• _What is needed_
State how many lines of the records contain the string "this". Give the number alone.

• _Material for the task_

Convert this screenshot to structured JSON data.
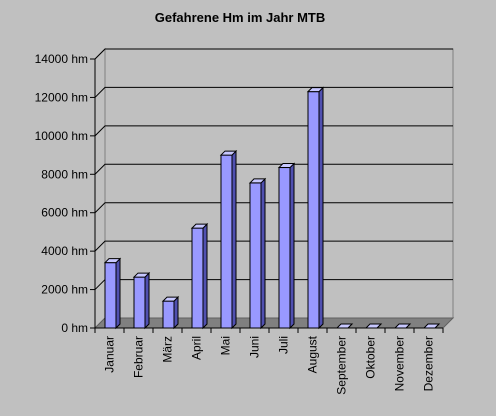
{
  "chart_data": {
    "type": "bar",
    "title": "Gefahrene Hm im Jahr MTB",
    "xlabel": "",
    "ylabel": "",
    "categories": [
      "Januar",
      "Februar",
      "März",
      "April",
      "Mai",
      "Juni",
      "Juli",
      "August",
      "September",
      "Oktober",
      "November",
      "Dezember"
    ],
    "values": [
      3400,
      2650,
      1400,
      5200,
      9000,
      7550,
      8350,
      12300,
      0,
      0,
      0,
      0
    ],
    "ylim": [
      0,
      14000
    ],
    "yticks": [
      0,
      2000,
      4000,
      6000,
      8000,
      10000,
      12000,
      14000
    ],
    "ytick_labels": [
      "0 hm",
      "2000 hm",
      "4000 hm",
      "6000 hm",
      "8000 hm",
      "10000 hm",
      "12000 hm",
      "14000 hm"
    ],
    "grid": true,
    "legend": "none",
    "style": "3d-column",
    "colors": {
      "background": "#c0c0c0",
      "bar_front": "#9999ff",
      "bar_side": "#5050b0",
      "bar_top": "#c8c8ff",
      "bar_outline": "#000000",
      "floor": "#808080",
      "gridline": "#000000",
      "text": "#000000"
    }
  }
}
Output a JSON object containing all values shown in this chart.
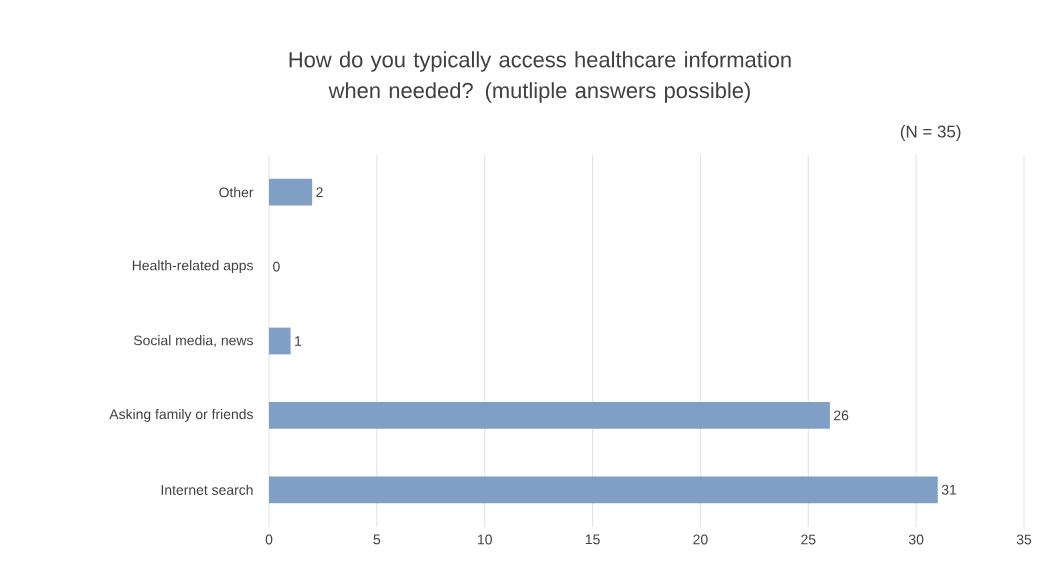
{
  "chart_data": {
    "type": "bar",
    "orientation": "horizontal",
    "title": "How do you typically access healthcare information when needed? (mutliple answers possible)",
    "annotations": [
      "(N = 35)"
    ],
    "categories": [
      "Other",
      "Health-related apps",
      "Social media, news",
      "Asking family or friends",
      "Internet search"
    ],
    "values": [
      2,
      0,
      1,
      26,
      31
    ],
    "color": "#7f9fc5",
    "xlim": [
      0,
      35
    ],
    "xticks": [
      0,
      5,
      10,
      15,
      20,
      25,
      30,
      35
    ],
    "grid": "x",
    "data_labels": true
  }
}
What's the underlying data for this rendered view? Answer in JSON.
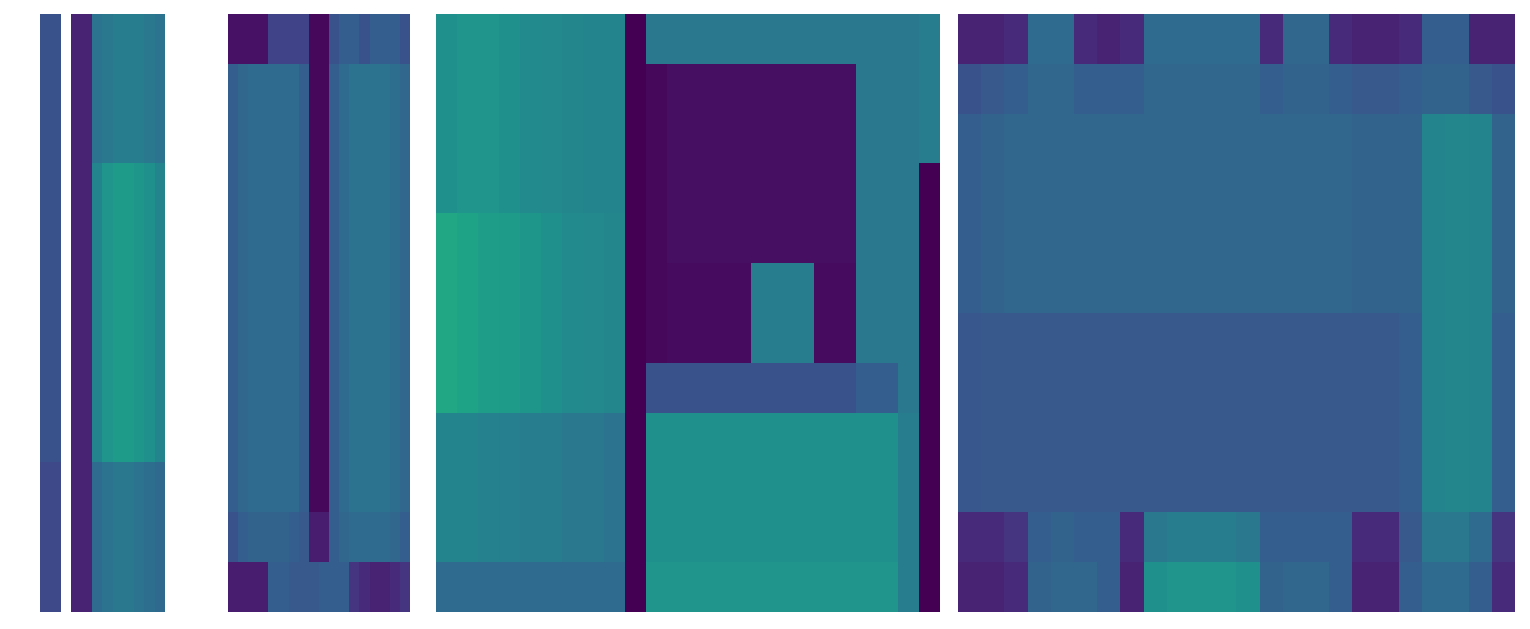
{
  "chart_data": [
    {
      "type": "heatmap",
      "tick_labels": false,
      "color_range": [
        0,
        1
      ],
      "cells": [
        [
          0.25,
          0.25,
          null,
          0.1,
          0.1,
          0.38,
          0.4,
          0.42,
          0.42,
          0.42,
          0.4,
          0.38
        ],
        [
          0.25,
          0.25,
          null,
          0.1,
          0.1,
          0.38,
          0.4,
          0.42,
          0.42,
          0.42,
          0.4,
          0.38
        ],
        [
          0.25,
          0.25,
          null,
          0.1,
          0.1,
          0.38,
          0.4,
          0.42,
          0.42,
          0.42,
          0.4,
          0.38
        ],
        [
          0.25,
          0.25,
          null,
          0.1,
          0.1,
          0.45,
          0.52,
          0.55,
          0.55,
          0.53,
          0.5,
          0.45
        ],
        [
          0.25,
          0.25,
          null,
          0.1,
          0.1,
          0.45,
          0.52,
          0.55,
          0.55,
          0.53,
          0.5,
          0.45
        ],
        [
          0.25,
          0.25,
          null,
          0.1,
          0.1,
          0.45,
          0.52,
          0.55,
          0.55,
          0.53,
          0.5,
          0.45
        ],
        [
          0.25,
          0.25,
          null,
          0.1,
          0.1,
          0.45,
          0.52,
          0.55,
          0.55,
          0.53,
          0.5,
          0.45
        ],
        [
          0.25,
          0.25,
          null,
          0.1,
          0.1,
          0.45,
          0.52,
          0.55,
          0.55,
          0.53,
          0.5,
          0.45
        ],
        [
          0.25,
          0.25,
          null,
          0.1,
          0.1,
          0.45,
          0.52,
          0.55,
          0.55,
          0.53,
          0.5,
          0.45
        ],
        [
          0.22,
          0.22,
          null,
          0.1,
          0.1,
          0.35,
          0.38,
          0.4,
          0.4,
          0.38,
          0.36,
          0.34
        ],
        [
          0.22,
          0.22,
          null,
          0.1,
          0.1,
          0.35,
          0.38,
          0.4,
          0.4,
          0.38,
          0.36,
          0.34
        ],
        [
          0.22,
          0.22,
          null,
          0.1,
          0.1,
          0.35,
          0.38,
          0.4,
          0.4,
          0.38,
          0.36,
          0.34
        ]
      ]
    },
    {
      "type": "heatmap",
      "tick_labels": false,
      "color_range": [
        0,
        1
      ],
      "cells": [
        [
          0.05,
          0.05,
          0.05,
          0.05,
          0.2,
          0.2,
          0.2,
          0.2,
          0.02,
          0.02,
          0.25,
          0.3,
          0.3,
          0.25,
          0.3,
          0.3,
          0.3,
          0.25
        ],
        [
          0.3,
          0.33,
          0.35,
          0.35,
          0.35,
          0.35,
          0.35,
          0.3,
          0.02,
          0.02,
          0.3,
          0.35,
          0.38,
          0.38,
          0.38,
          0.38,
          0.36,
          0.33
        ],
        [
          0.3,
          0.33,
          0.35,
          0.35,
          0.35,
          0.35,
          0.35,
          0.3,
          0.02,
          0.02,
          0.3,
          0.35,
          0.38,
          0.38,
          0.38,
          0.38,
          0.36,
          0.33
        ],
        [
          0.3,
          0.33,
          0.35,
          0.35,
          0.35,
          0.35,
          0.35,
          0.3,
          0.02,
          0.02,
          0.3,
          0.35,
          0.38,
          0.38,
          0.38,
          0.38,
          0.36,
          0.33
        ],
        [
          0.3,
          0.33,
          0.35,
          0.35,
          0.35,
          0.35,
          0.35,
          0.3,
          0.02,
          0.02,
          0.3,
          0.35,
          0.38,
          0.38,
          0.38,
          0.38,
          0.36,
          0.33
        ],
        [
          0.3,
          0.33,
          0.35,
          0.35,
          0.35,
          0.35,
          0.35,
          0.3,
          0.02,
          0.02,
          0.3,
          0.35,
          0.38,
          0.38,
          0.38,
          0.38,
          0.36,
          0.33
        ],
        [
          0.3,
          0.33,
          0.35,
          0.35,
          0.35,
          0.35,
          0.35,
          0.3,
          0.02,
          0.02,
          0.3,
          0.35,
          0.38,
          0.38,
          0.38,
          0.38,
          0.36,
          0.33
        ],
        [
          0.3,
          0.33,
          0.35,
          0.35,
          0.35,
          0.35,
          0.35,
          0.3,
          0.02,
          0.02,
          0.3,
          0.35,
          0.38,
          0.38,
          0.38,
          0.38,
          0.36,
          0.33
        ],
        [
          0.3,
          0.33,
          0.35,
          0.35,
          0.35,
          0.35,
          0.35,
          0.3,
          0.02,
          0.02,
          0.3,
          0.35,
          0.38,
          0.38,
          0.38,
          0.38,
          0.36,
          0.33
        ],
        [
          0.3,
          0.33,
          0.35,
          0.35,
          0.35,
          0.35,
          0.35,
          0.3,
          0.02,
          0.02,
          0.3,
          0.35,
          0.38,
          0.38,
          0.38,
          0.38,
          0.36,
          0.33
        ],
        [
          0.25,
          0.3,
          0.32,
          0.32,
          0.32,
          0.32,
          0.3,
          0.28,
          0.08,
          0.08,
          0.3,
          0.33,
          0.35,
          0.35,
          0.35,
          0.35,
          0.33,
          0.3
        ],
        [
          0.08,
          0.08,
          0.08,
          0.08,
          0.3,
          0.3,
          0.28,
          0.28,
          0.28,
          0.3,
          0.3,
          0.3,
          0.15,
          0.12,
          0.1,
          0.1,
          0.12,
          0.15
        ]
      ]
    },
    {
      "type": "heatmap",
      "tick_labels": false,
      "color_range": [
        0,
        1
      ],
      "cells": [
        [
          0.5,
          0.52,
          0.52,
          0.5,
          0.48,
          0.47,
          0.46,
          0.45,
          0.45,
          0.0,
          0.4,
          0.4,
          0.4,
          0.4,
          0.4,
          0.4,
          0.4,
          0.4,
          0.4,
          0.4,
          0.4,
          0.4,
          0.4,
          0.42
        ],
        [
          0.5,
          0.52,
          0.52,
          0.5,
          0.48,
          0.47,
          0.46,
          0.45,
          0.45,
          0.0,
          0.02,
          0.04,
          0.04,
          0.04,
          0.04,
          0.04,
          0.04,
          0.04,
          0.04,
          0.04,
          0.4,
          0.4,
          0.4,
          0.42
        ],
        [
          0.5,
          0.52,
          0.52,
          0.5,
          0.48,
          0.47,
          0.46,
          0.45,
          0.45,
          0.0,
          0.02,
          0.04,
          0.04,
          0.04,
          0.04,
          0.04,
          0.04,
          0.04,
          0.04,
          0.04,
          0.4,
          0.4,
          0.4,
          0.42
        ],
        [
          0.5,
          0.52,
          0.52,
          0.5,
          0.48,
          0.47,
          0.46,
          0.45,
          0.45,
          0.0,
          0.02,
          0.04,
          0.04,
          0.04,
          0.04,
          0.04,
          0.04,
          0.04,
          0.04,
          0.04,
          0.4,
          0.4,
          0.4,
          0.0
        ],
        [
          0.6,
          0.58,
          0.56,
          0.55,
          0.53,
          0.5,
          0.48,
          0.47,
          0.46,
          0.0,
          0.02,
          0.04,
          0.04,
          0.04,
          0.04,
          0.04,
          0.04,
          0.04,
          0.04,
          0.04,
          0.4,
          0.4,
          0.4,
          0.0
        ],
        [
          0.6,
          0.58,
          0.56,
          0.55,
          0.53,
          0.5,
          0.48,
          0.47,
          0.46,
          0.0,
          0.02,
          0.03,
          0.03,
          0.03,
          0.03,
          0.42,
          0.42,
          0.42,
          0.03,
          0.03,
          0.4,
          0.4,
          0.4,
          0.0
        ],
        [
          0.6,
          0.58,
          0.56,
          0.55,
          0.53,
          0.5,
          0.48,
          0.47,
          0.46,
          0.0,
          0.02,
          0.03,
          0.03,
          0.03,
          0.03,
          0.42,
          0.42,
          0.42,
          0.03,
          0.03,
          0.4,
          0.4,
          0.4,
          0.0
        ],
        [
          0.6,
          0.58,
          0.56,
          0.55,
          0.53,
          0.5,
          0.48,
          0.47,
          0.46,
          0.0,
          0.25,
          0.25,
          0.25,
          0.25,
          0.25,
          0.25,
          0.25,
          0.25,
          0.25,
          0.25,
          0.3,
          0.3,
          0.4,
          0.0
        ],
        [
          0.45,
          0.45,
          0.44,
          0.43,
          0.42,
          0.42,
          0.4,
          0.4,
          0.38,
          0.0,
          0.5,
          0.5,
          0.5,
          0.5,
          0.5,
          0.5,
          0.5,
          0.5,
          0.5,
          0.5,
          0.5,
          0.5,
          0.42,
          0.0
        ],
        [
          0.45,
          0.45,
          0.44,
          0.43,
          0.42,
          0.42,
          0.4,
          0.4,
          0.38,
          0.0,
          0.5,
          0.5,
          0.5,
          0.5,
          0.5,
          0.5,
          0.5,
          0.5,
          0.5,
          0.5,
          0.5,
          0.5,
          0.42,
          0.0
        ],
        [
          0.45,
          0.45,
          0.44,
          0.43,
          0.42,
          0.42,
          0.4,
          0.4,
          0.38,
          0.0,
          0.5,
          0.5,
          0.5,
          0.5,
          0.5,
          0.5,
          0.5,
          0.5,
          0.5,
          0.5,
          0.5,
          0.5,
          0.42,
          0.0
        ],
        [
          0.35,
          0.35,
          0.35,
          0.35,
          0.35,
          0.35,
          0.35,
          0.35,
          0.35,
          0.0,
          0.52,
          0.52,
          0.52,
          0.52,
          0.52,
          0.52,
          0.52,
          0.52,
          0.52,
          0.52,
          0.52,
          0.52,
          0.42,
          0.0
        ]
      ]
    },
    {
      "type": "heatmap",
      "tick_labels": false,
      "color_range": [
        0,
        1
      ],
      "cells": [
        [
          0.1,
          0.1,
          0.12,
          0.35,
          0.35,
          0.12,
          0.1,
          0.12,
          0.35,
          0.35,
          0.35,
          0.35,
          0.35,
          0.12,
          0.33,
          0.33,
          0.12,
          0.1,
          0.1,
          0.12,
          0.3,
          0.3,
          0.1,
          0.1
        ],
        [
          0.25,
          0.28,
          0.3,
          0.33,
          0.33,
          0.3,
          0.3,
          0.3,
          0.33,
          0.33,
          0.33,
          0.33,
          0.33,
          0.3,
          0.32,
          0.32,
          0.3,
          0.28,
          0.28,
          0.3,
          0.32,
          0.32,
          0.28,
          0.25
        ],
        [
          0.3,
          0.32,
          0.33,
          0.33,
          0.33,
          0.33,
          0.33,
          0.33,
          0.33,
          0.33,
          0.33,
          0.33,
          0.33,
          0.33,
          0.33,
          0.33,
          0.33,
          0.32,
          0.32,
          0.32,
          0.45,
          0.46,
          0.45,
          0.32
        ],
        [
          0.3,
          0.32,
          0.33,
          0.33,
          0.33,
          0.33,
          0.33,
          0.33,
          0.33,
          0.33,
          0.33,
          0.33,
          0.33,
          0.33,
          0.33,
          0.33,
          0.33,
          0.32,
          0.32,
          0.32,
          0.45,
          0.46,
          0.45,
          0.32
        ],
        [
          0.3,
          0.32,
          0.33,
          0.33,
          0.33,
          0.33,
          0.33,
          0.33,
          0.33,
          0.33,
          0.33,
          0.33,
          0.33,
          0.33,
          0.33,
          0.33,
          0.33,
          0.32,
          0.32,
          0.32,
          0.45,
          0.46,
          0.45,
          0.32
        ],
        [
          0.3,
          0.32,
          0.33,
          0.33,
          0.33,
          0.33,
          0.33,
          0.33,
          0.33,
          0.33,
          0.33,
          0.33,
          0.33,
          0.33,
          0.33,
          0.33,
          0.33,
          0.32,
          0.32,
          0.32,
          0.45,
          0.46,
          0.45,
          0.32
        ],
        [
          0.27,
          0.28,
          0.28,
          0.28,
          0.28,
          0.28,
          0.28,
          0.28,
          0.28,
          0.28,
          0.28,
          0.28,
          0.28,
          0.28,
          0.28,
          0.28,
          0.28,
          0.28,
          0.28,
          0.3,
          0.45,
          0.46,
          0.45,
          0.3
        ],
        [
          0.27,
          0.28,
          0.28,
          0.28,
          0.28,
          0.28,
          0.28,
          0.28,
          0.28,
          0.28,
          0.28,
          0.28,
          0.28,
          0.28,
          0.28,
          0.28,
          0.28,
          0.28,
          0.28,
          0.3,
          0.45,
          0.46,
          0.45,
          0.3
        ],
        [
          0.27,
          0.28,
          0.28,
          0.28,
          0.28,
          0.28,
          0.28,
          0.28,
          0.28,
          0.28,
          0.28,
          0.28,
          0.28,
          0.28,
          0.28,
          0.28,
          0.28,
          0.28,
          0.28,
          0.3,
          0.45,
          0.46,
          0.45,
          0.3
        ],
        [
          0.27,
          0.28,
          0.28,
          0.28,
          0.28,
          0.28,
          0.28,
          0.28,
          0.28,
          0.28,
          0.28,
          0.28,
          0.28,
          0.28,
          0.28,
          0.28,
          0.28,
          0.28,
          0.28,
          0.3,
          0.45,
          0.46,
          0.45,
          0.3
        ],
        [
          0.12,
          0.12,
          0.15,
          0.3,
          0.32,
          0.3,
          0.3,
          0.12,
          0.4,
          0.42,
          0.42,
          0.42,
          0.4,
          0.3,
          0.3,
          0.3,
          0.3,
          0.12,
          0.12,
          0.28,
          0.4,
          0.4,
          0.35,
          0.15
        ],
        [
          0.1,
          0.1,
          0.12,
          0.32,
          0.33,
          0.33,
          0.3,
          0.1,
          0.5,
          0.52,
          0.52,
          0.52,
          0.5,
          0.32,
          0.33,
          0.33,
          0.3,
          0.1,
          0.1,
          0.3,
          0.35,
          0.35,
          0.3,
          0.12
        ]
      ]
    }
  ]
}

• _Reply to the exercise_
3